→ EXERCISE DETAILS
The entire listing is to be repeated verbatim.

→ EXERCISE INPUTS
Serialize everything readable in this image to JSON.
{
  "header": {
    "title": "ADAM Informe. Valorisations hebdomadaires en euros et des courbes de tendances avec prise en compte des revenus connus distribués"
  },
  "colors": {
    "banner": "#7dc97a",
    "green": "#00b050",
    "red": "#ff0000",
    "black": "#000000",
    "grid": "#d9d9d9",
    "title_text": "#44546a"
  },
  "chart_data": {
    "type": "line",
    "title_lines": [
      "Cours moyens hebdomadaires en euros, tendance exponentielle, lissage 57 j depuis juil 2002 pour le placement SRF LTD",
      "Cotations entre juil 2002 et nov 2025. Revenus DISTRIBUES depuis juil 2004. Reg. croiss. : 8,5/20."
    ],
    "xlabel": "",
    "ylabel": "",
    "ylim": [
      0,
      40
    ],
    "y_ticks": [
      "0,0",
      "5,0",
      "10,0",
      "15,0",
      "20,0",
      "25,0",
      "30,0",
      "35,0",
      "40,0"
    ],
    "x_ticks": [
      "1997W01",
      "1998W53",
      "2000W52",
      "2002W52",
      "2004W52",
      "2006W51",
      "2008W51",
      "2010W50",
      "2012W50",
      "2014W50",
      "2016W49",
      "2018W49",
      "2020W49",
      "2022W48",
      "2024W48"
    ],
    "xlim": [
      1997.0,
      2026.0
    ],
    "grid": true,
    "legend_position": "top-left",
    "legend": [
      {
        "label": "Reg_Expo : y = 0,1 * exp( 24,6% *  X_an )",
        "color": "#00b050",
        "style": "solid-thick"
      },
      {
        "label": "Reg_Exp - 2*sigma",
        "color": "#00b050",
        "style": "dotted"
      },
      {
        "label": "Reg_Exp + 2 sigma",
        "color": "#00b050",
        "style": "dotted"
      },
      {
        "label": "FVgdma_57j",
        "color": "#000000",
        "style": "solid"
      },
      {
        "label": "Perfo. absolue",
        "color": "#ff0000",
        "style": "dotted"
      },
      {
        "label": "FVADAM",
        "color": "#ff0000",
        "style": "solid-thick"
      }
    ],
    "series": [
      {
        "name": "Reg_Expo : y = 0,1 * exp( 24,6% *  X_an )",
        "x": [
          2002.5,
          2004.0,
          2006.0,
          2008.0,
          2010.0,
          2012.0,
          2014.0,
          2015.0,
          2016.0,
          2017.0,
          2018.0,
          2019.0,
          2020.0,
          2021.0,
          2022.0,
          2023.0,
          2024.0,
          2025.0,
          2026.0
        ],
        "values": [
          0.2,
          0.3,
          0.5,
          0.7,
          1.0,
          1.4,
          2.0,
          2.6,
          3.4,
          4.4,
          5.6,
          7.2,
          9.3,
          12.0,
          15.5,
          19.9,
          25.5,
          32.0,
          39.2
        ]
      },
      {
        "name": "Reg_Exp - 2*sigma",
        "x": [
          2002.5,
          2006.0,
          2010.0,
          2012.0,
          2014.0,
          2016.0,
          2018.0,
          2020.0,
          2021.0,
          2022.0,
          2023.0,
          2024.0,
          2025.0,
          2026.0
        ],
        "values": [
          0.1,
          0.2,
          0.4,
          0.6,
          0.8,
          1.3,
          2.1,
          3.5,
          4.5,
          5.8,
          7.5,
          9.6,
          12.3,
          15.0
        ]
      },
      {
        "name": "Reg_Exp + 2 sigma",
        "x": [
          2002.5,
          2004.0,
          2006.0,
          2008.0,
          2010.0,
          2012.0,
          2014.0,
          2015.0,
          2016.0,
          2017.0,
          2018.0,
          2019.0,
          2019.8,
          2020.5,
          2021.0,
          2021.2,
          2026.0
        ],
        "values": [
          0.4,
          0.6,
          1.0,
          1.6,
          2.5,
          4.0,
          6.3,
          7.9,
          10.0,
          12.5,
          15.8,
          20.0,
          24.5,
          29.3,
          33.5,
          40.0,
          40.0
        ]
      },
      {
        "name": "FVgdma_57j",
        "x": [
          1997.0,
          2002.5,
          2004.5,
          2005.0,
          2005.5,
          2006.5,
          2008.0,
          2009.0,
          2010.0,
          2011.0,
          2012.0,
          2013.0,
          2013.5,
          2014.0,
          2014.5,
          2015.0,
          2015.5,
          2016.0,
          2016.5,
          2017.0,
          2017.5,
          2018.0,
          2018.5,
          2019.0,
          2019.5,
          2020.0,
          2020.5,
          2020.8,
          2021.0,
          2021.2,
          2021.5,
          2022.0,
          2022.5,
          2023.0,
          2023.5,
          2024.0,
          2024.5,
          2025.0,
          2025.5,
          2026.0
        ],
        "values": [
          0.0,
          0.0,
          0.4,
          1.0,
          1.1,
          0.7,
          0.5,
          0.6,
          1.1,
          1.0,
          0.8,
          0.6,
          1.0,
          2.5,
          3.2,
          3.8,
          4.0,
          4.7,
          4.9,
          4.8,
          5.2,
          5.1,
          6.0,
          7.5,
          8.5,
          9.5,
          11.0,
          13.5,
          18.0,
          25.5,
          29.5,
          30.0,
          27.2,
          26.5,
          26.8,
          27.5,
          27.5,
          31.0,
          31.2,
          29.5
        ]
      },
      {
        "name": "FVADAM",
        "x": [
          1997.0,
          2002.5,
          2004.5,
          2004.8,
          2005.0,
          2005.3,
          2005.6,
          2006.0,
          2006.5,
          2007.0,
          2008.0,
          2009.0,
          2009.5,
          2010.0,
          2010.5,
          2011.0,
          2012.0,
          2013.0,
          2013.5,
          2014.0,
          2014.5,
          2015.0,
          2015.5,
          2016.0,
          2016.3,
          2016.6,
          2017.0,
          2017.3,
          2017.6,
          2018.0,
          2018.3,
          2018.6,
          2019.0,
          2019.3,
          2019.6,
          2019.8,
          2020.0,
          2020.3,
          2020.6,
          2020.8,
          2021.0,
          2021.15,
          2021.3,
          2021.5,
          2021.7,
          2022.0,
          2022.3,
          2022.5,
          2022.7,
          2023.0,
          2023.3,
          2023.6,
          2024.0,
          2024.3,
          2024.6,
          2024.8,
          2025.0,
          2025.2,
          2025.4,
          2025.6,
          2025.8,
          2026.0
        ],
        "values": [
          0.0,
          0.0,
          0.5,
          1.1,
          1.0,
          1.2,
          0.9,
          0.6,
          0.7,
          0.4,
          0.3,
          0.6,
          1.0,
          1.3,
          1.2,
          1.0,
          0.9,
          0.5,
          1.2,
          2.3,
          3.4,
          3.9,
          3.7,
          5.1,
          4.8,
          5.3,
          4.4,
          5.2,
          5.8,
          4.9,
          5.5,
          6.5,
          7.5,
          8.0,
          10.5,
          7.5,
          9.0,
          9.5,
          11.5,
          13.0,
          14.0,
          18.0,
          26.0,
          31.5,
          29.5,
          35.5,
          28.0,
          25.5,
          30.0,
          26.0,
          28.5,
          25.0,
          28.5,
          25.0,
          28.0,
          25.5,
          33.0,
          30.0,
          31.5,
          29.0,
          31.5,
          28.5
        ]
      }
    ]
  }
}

→ WRITTEN SOLUTION
Serialize everything readable in this image to JSON.
{
  "header": {
    "title": "ADAM Informe. Valorisations hebdomadaires en euros et des courbes de tendances avec prise en compte des revenus connus distribués"
  },
  "colors": {
    "banner": "#7dc97a",
    "green": "#00b050",
    "red": "#ff0000",
    "black": "#000000",
    "grid": "#d9d9d9",
    "title_text": "#44546a"
  },
  "chart_data": {
    "type": "line",
    "title_lines": [
      "Cours moyens hebdomadaires en euros, tendance exponentielle, lissage 57 j depuis juil 2002 pour le placement SRF LTD",
      "Cotations entre juil 2002 et nov 2025. Revenus DISTRIBUES depuis juil 2004. Reg. croiss. : 8,5/20."
    ],
    "xlabel": "",
    "ylabel": "",
    "ylim": [
      0,
      40
    ],
    "y_ticks": [
      "0,0",
      "5,0",
      "10,0",
      "15,0",
      "20,0",
      "25,0",
      "30,0",
      "35,0",
      "40,0"
    ],
    "x_ticks": [
      "1997W01",
      "1998W53",
      "2000W52",
      "2002W52",
      "2004W52",
      "2006W51",
      "2008W51",
      "2010W50",
      "2012W50",
      "2014W50",
      "2016W49",
      "2018W49",
      "2020W49",
      "2022W48",
      "2024W48"
    ],
    "xlim": [
      1997.0,
      2026.0
    ],
    "grid": true,
    "legend_position": "top-left",
    "legend": [
      {
        "label": "Reg_Expo : y = 0,1 * exp( 24,6% *  X_an )",
        "color": "#00b050",
        "style": "solid-thick"
      },
      {
        "label": "Reg_Exp - 2*sigma",
        "color": "#00b050",
        "style": "dotted"
      },
      {
        "label": "Reg_Exp + 2 sigma",
        "color": "#00b050",
        "style": "dotted"
      },
      {
        "label": "FVgdma_57j",
        "color": "#000000",
        "style": "solid"
      },
      {
        "label": "Perfo. absolue",
        "color": "#ff0000",
        "style": "dotted"
      },
      {
        "label": "FVADAM",
        "color": "#ff0000",
        "style": "solid-thick"
      }
    ],
    "series": [
      {
        "name": "Reg_Expo : y = 0,1 * exp( 24,6% *  X_an )",
        "x": [
          2002.5,
          2004.0,
          2006.0,
          2008.0,
          2010.0,
          2012.0,
          2014.0,
          2015.0,
          2016.0,
          2017.0,
          2018.0,
          2019.0,
          2020.0,
          2021.0,
          2022.0,
          2023.0,
          2024.0,
          2025.0,
          2026.0
        ],
        "values": [
          0.2,
          0.3,
          0.5,
          0.7,
          1.0,
          1.4,
          2.0,
          2.6,
          3.4,
          4.4,
          5.6,
          7.2,
          9.3,
          12.0,
          15.5,
          19.9,
          25.5,
          32.0,
          39.2
        ]
      },
      {
        "name": "Reg_Exp - 2*sigma",
        "x": [
          2002.5,
          2006.0,
          2010.0,
          2012.0,
          2014.0,
          2016.0,
          2018.0,
          2020.0,
          2021.0,
          2022.0,
          2023.0,
          2024.0,
          2025.0,
          2026.0
        ],
        "values": [
          0.1,
          0.2,
          0.4,
          0.6,
          0.8,
          1.3,
          2.1,
          3.5,
          4.5,
          5.8,
          7.5,
          9.6,
          12.3,
          15.0
        ]
      },
      {
        "name": "Reg_Exp + 2 sigma",
        "x": [
          2002.5,
          2004.0,
          2006.0,
          2008.0,
          2010.0,
          2012.0,
          2014.0,
          2015.0,
          2016.0,
          2017.0,
          2018.0,
          2019.0,
          2019.8,
          2020.5,
          2021.0,
          2021.2,
          2026.0
        ],
        "values": [
          0.4,
          0.6,
          1.0,
          1.6,
          2.5,
          4.0,
          6.3,
          7.9,
          10.0,
          12.5,
          15.8,
          20.0,
          24.5,
          29.3,
          33.5,
          40.0,
          40.0
        ]
      },
      {
        "name": "FVgdma_57j",
        "x": [
          1997.0,
          2002.5,
          2004.5,
          2005.0,
          2005.5,
          2006.5,
          2008.0,
          2009.0,
          2010.0,
          2011.0,
          2012.0,
          2013.0,
          2013.5,
          2014.0,
          2014.5,
          2015.0,
          2015.5,
          2016.0,
          2016.5,
          2017.0,
          2017.5,
          2018.0,
          2018.5,
          2019.0,
          2019.5,
          2020.0,
          2020.5,
          2020.8,
          2021.0,
          2021.2,
          2021.5,
          2022.0,
          2022.5,
          2023.0,
          2023.5,
          2024.0,
          2024.5,
          2025.0,
          2025.5,
          2026.0
        ],
        "values": [
          0.0,
          0.0,
          0.4,
          1.0,
          1.1,
          0.7,
          0.5,
          0.6,
          1.1,
          1.0,
          0.8,
          0.6,
          1.0,
          2.5,
          3.2,
          3.8,
          4.0,
          4.7,
          4.9,
          4.8,
          5.2,
          5.1,
          6.0,
          7.5,
          8.5,
          9.5,
          11.0,
          13.5,
          18.0,
          25.5,
          29.5,
          30.0,
          27.2,
          26.5,
          26.8,
          27.5,
          27.5,
          31.0,
          31.2,
          29.5
        ]
      },
      {
        "name": "FVADAM",
        "x": [
          1997.0,
          2002.5,
          2004.5,
          2004.8,
          2005.0,
          2005.3,
          2005.6,
          2006.0,
          2006.5,
          2007.0,
          2008.0,
          2009.0,
          2009.5,
          2010.0,
          2010.5,
          2011.0,
          2012.0,
          2013.0,
          2013.5,
          2014.0,
          2014.5,
          2015.0,
          2015.5,
          2016.0,
          2016.3,
          2016.6,
          2017.0,
          2017.3,
          2017.6,
          2018.0,
          2018.3,
          2018.6,
          2019.0,
          2019.3,
          2019.6,
          2019.8,
          2020.0,
          2020.3,
          2020.6,
          2020.8,
          2021.0,
          2021.15,
          2021.3,
          2021.5,
          2021.7,
          2022.0,
          2022.3,
          2022.5,
          2022.7,
          2023.0,
          2023.3,
          2023.6,
          2024.0,
          2024.3,
          2024.6,
          2024.8,
          2025.0,
          2025.2,
          2025.4,
          2025.6,
          2025.8,
          2026.0
        ],
        "values": [
          0.0,
          0.0,
          0.5,
          1.1,
          1.0,
          1.2,
          0.9,
          0.6,
          0.7,
          0.4,
          0.3,
          0.6,
          1.0,
          1.3,
          1.2,
          1.0,
          0.9,
          0.5,
          1.2,
          2.3,
          3.4,
          3.9,
          3.7,
          5.1,
          4.8,
          5.3,
          4.4,
          5.2,
          5.8,
          4.9,
          5.5,
          6.5,
          7.5,
          8.0,
          10.5,
          7.5,
          9.0,
          9.5,
          11.5,
          13.0,
          14.0,
          18.0,
          26.0,
          31.5,
          29.5,
          35.5,
          28.0,
          25.5,
          30.0,
          26.0,
          28.5,
          25.0,
          28.5,
          25.0,
          28.0,
          25.5,
          33.0,
          30.0,
          31.5,
          29.0,
          31.5,
          28.5
        ]
      }
    ]
  }
}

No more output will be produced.